EXERCISE DATA.

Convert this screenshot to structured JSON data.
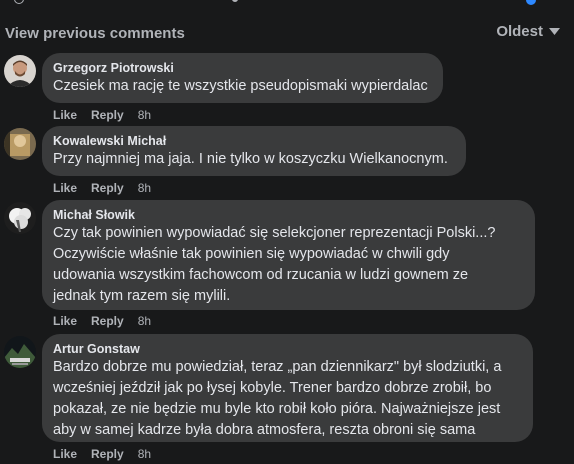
{
  "header": {
    "view_previous": "View previous comments",
    "sort_label": "Oldest"
  },
  "colors": {
    "background": "#18191a",
    "bubble": "#3a3b3c",
    "text": "#e4e6eb",
    "muted": "#b0b3b8"
  },
  "comments": [
    {
      "author": "Grzegorz Piotrowski",
      "text": "Czesiek ma rację te wszystkie pseudopismaki wypierdalac",
      "like": "Like",
      "reply": "Reply",
      "time": "8h"
    },
    {
      "author": "Kowalewski Michał",
      "text": "Przy najmniej ma jaja. I nie tylko w koszyczku Wielkanocnym.",
      "like": "Like",
      "reply": "Reply",
      "time": "8h"
    },
    {
      "author": "Michał Słowik",
      "text": "Czy tak powinien wypowiadać się selekcjoner reprezentacji Polski...?\nOczywiście właśnie tak powinien się wypowiadać w chwili gdy\nudowania wszystkim fachowcom od rzucania w ludzi gownem ze\njednak tym razem się mylili.",
      "like": "Like",
      "reply": "Reply",
      "time": "8h"
    },
    {
      "author": "Artur Gonstaw",
      "text": "Bardzo dobrze mu powiedział, teraz „pan dziennikarz\" był slodziutki, a\nwcześniej jeździł jak po łysej kobyle. Trener bardzo dobrze zrobił, bo\npokazał, ze nie będzie mu byle kto robił koło pióra. Najważniejsze jest\naby w samej kadrze była dobra atmosfera, reszta obroni się sama",
      "like": "Like",
      "reply": "Reply",
      "time": "8h"
    }
  ]
}
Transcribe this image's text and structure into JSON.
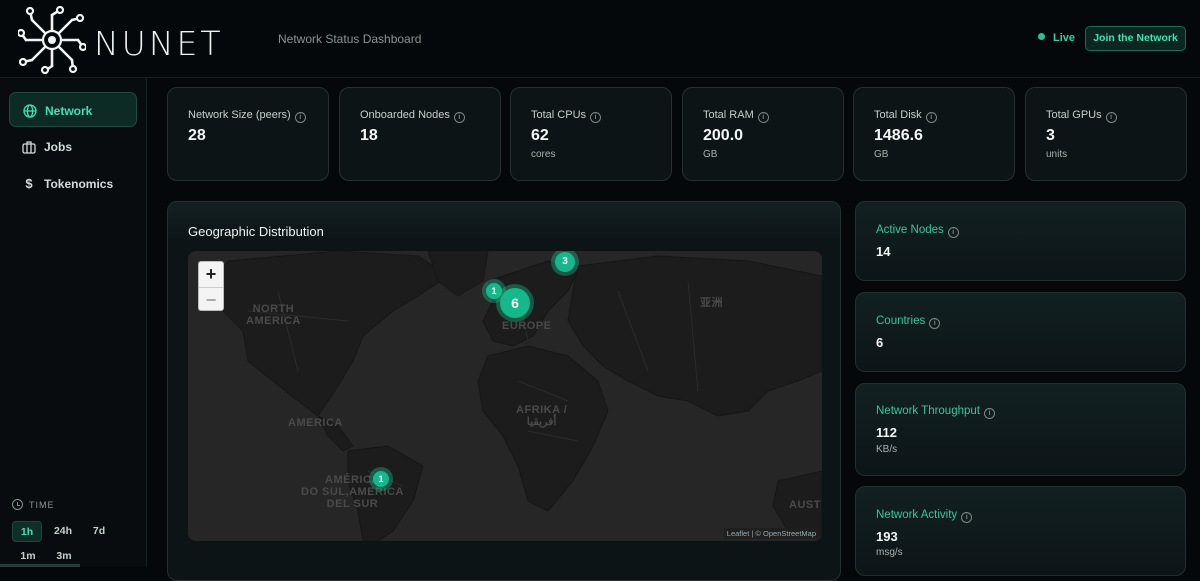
{
  "header": {
    "brand": "NUNET",
    "subtitle": "Network Status Dashboard",
    "live_label": "Live",
    "join_button": "Join the Network",
    "accent": "#2fd3a4"
  },
  "sidebar": {
    "items": [
      {
        "label": "Network",
        "icon": "globe-icon",
        "active": true
      },
      {
        "label": "Jobs",
        "icon": "briefcase-icon",
        "active": false
      },
      {
        "label": "Tokenomics",
        "icon": "dollar-icon",
        "active": false
      }
    ],
    "time_label": "TIME",
    "time_options": [
      "1h",
      "24h",
      "7d",
      "1m",
      "3m"
    ],
    "time_selected": "1h"
  },
  "stats": [
    {
      "label": "Network Size (peers)",
      "value": "28",
      "unit": ""
    },
    {
      "label": "Onboarded Nodes",
      "value": "18",
      "unit": ""
    },
    {
      "label": "Total CPUs",
      "value": "62",
      "unit": "cores"
    },
    {
      "label": "Total RAM",
      "value": "200.0",
      "unit": "GB"
    },
    {
      "label": "Total Disk",
      "value": "1486.6",
      "unit": "GB"
    },
    {
      "label": "Total GPUs",
      "value": "3",
      "unit": "units"
    }
  ],
  "map": {
    "title": "Geographic Distribution",
    "zoom_in": "+",
    "zoom_out": "−",
    "attribution": "Leaflet | © OpenStreetMap",
    "labels": {
      "north_america": "NORTH\nAMERICA",
      "america": "AMERICA",
      "south_america": "AMÉRICA\nDO SUL,AMERICA\nDEL SUR",
      "europe": "EUROPE",
      "africa": "AFRIKA /\nأفريقيا",
      "asia": "亚洲",
      "australia": "AUST"
    },
    "clusters": [
      {
        "name": "cluster-north-europe",
        "count": "3"
      },
      {
        "name": "cluster-uk",
        "count": "1"
      },
      {
        "name": "cluster-central-europe",
        "count": "6"
      },
      {
        "name": "cluster-brazil",
        "count": "1"
      }
    ]
  },
  "metrics": [
    {
      "label": "Active Nodes",
      "value": "14",
      "unit": ""
    },
    {
      "label": "Countries",
      "value": "6",
      "unit": ""
    },
    {
      "label": "Network Throughput",
      "value": "112",
      "unit": "KB/s"
    },
    {
      "label": "Network Activity",
      "value": "193",
      "unit": "msg/s"
    }
  ]
}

INSTRUCTIONS TO FOLLOW. Every line should be retyped exactly, with the pictures omitted.

EXERCISE RESULT.
Convert this screenshot to structured JSON data.
{
  "header": {
    "view_previous": "View previous comments",
    "sort_label": "Oldest"
  },
  "colors": {
    "background": "#18191a",
    "bubble": "#3a3b3c",
    "text": "#e4e6eb",
    "muted": "#b0b3b8"
  },
  "comments": [
    {
      "author": "Grzegorz Piotrowski",
      "text": "Czesiek ma rację te wszystkie pseudopismaki wypierdalac",
      "like": "Like",
      "reply": "Reply",
      "time": "8h"
    },
    {
      "author": "Kowalewski Michał",
      "text": "Przy najmniej ma jaja. I nie tylko w koszyczku Wielkanocnym.",
      "like": "Like",
      "reply": "Reply",
      "time": "8h"
    },
    {
      "author": "Michał Słowik",
      "text": "Czy tak powinien wypowiadać się selekcjoner reprezentacji Polski...?\nOczywiście właśnie tak powinien się wypowiadać w chwili gdy\nudowania wszystkim fachowcom od rzucania w ludzi gownem ze\njednak tym razem się mylili.",
      "like": "Like",
      "reply": "Reply",
      "time": "8h"
    },
    {
      "author": "Artur Gonstaw",
      "text": "Bardzo dobrze mu powiedział, teraz „pan dziennikarz\" był slodziutki, a\nwcześniej jeździł jak po łysej kobyle. Trener bardzo dobrze zrobił, bo\npokazał, ze nie będzie mu byle kto robił koło pióra. Najważniejsze jest\naby w samej kadrze była dobra atmosfera, reszta obroni się sama",
      "like": "Like",
      "reply": "Reply",
      "time": "8h"
    }
  ]
}
Transcribe this image's text and structure into JSON.
{
  "header": {
    "brand": "NUNET",
    "subtitle": "Network Status Dashboard",
    "live_label": "Live",
    "join_button": "Join the Network",
    "accent": "#2fd3a4"
  },
  "sidebar": {
    "items": [
      {
        "label": "Network",
        "icon": "globe-icon",
        "active": true
      },
      {
        "label": "Jobs",
        "icon": "briefcase-icon",
        "active": false
      },
      {
        "label": "Tokenomics",
        "icon": "dollar-icon",
        "active": false
      }
    ],
    "time_label": "TIME",
    "time_options": [
      "1h",
      "24h",
      "7d",
      "1m",
      "3m"
    ],
    "time_selected": "1h"
  },
  "stats": [
    {
      "label": "Network Size (peers)",
      "value": "28",
      "unit": ""
    },
    {
      "label": "Onboarded Nodes",
      "value": "18",
      "unit": ""
    },
    {
      "label": "Total CPUs",
      "value": "62",
      "unit": "cores"
    },
    {
      "label": "Total RAM",
      "value": "200.0",
      "unit": "GB"
    },
    {
      "label": "Total Disk",
      "value": "1486.6",
      "unit": "GB"
    },
    {
      "label": "Total GPUs",
      "value": "3",
      "unit": "units"
    }
  ],
  "map": {
    "title": "Geographic Distribution",
    "zoom_in": "+",
    "zoom_out": "−",
    "attribution": "Leaflet | © OpenStreetMap",
    "labels": {
      "north_america": "NORTH\nAMERICA",
      "america": "AMERICA",
      "south_america": "AMÉRICA\nDO SUL,AMERICA\nDEL SUR",
      "europe": "EUROPE",
      "africa": "AFRIKA /\nأفريقيا",
      "asia": "亚洲",
      "australia": "AUST"
    },
    "clusters": [
      {
        "name": "cluster-north-europe",
        "count": "3"
      },
      {
        "name": "cluster-uk",
        "count": "1"
      },
      {
        "name": "cluster-central-europe",
        "count": "6"
      },
      {
        "name": "cluster-brazil",
        "count": "1"
      }
    ]
  },
  "metrics": [
    {
      "label": "Active Nodes",
      "value": "14",
      "unit": ""
    },
    {
      "label": "Countries",
      "value": "6",
      "unit": ""
    },
    {
      "label": "Network Throughput",
      "value": "112",
      "unit": "KB/s"
    },
    {
      "label": "Network Activity",
      "value": "193",
      "unit": "msg/s"
    }
  ]
}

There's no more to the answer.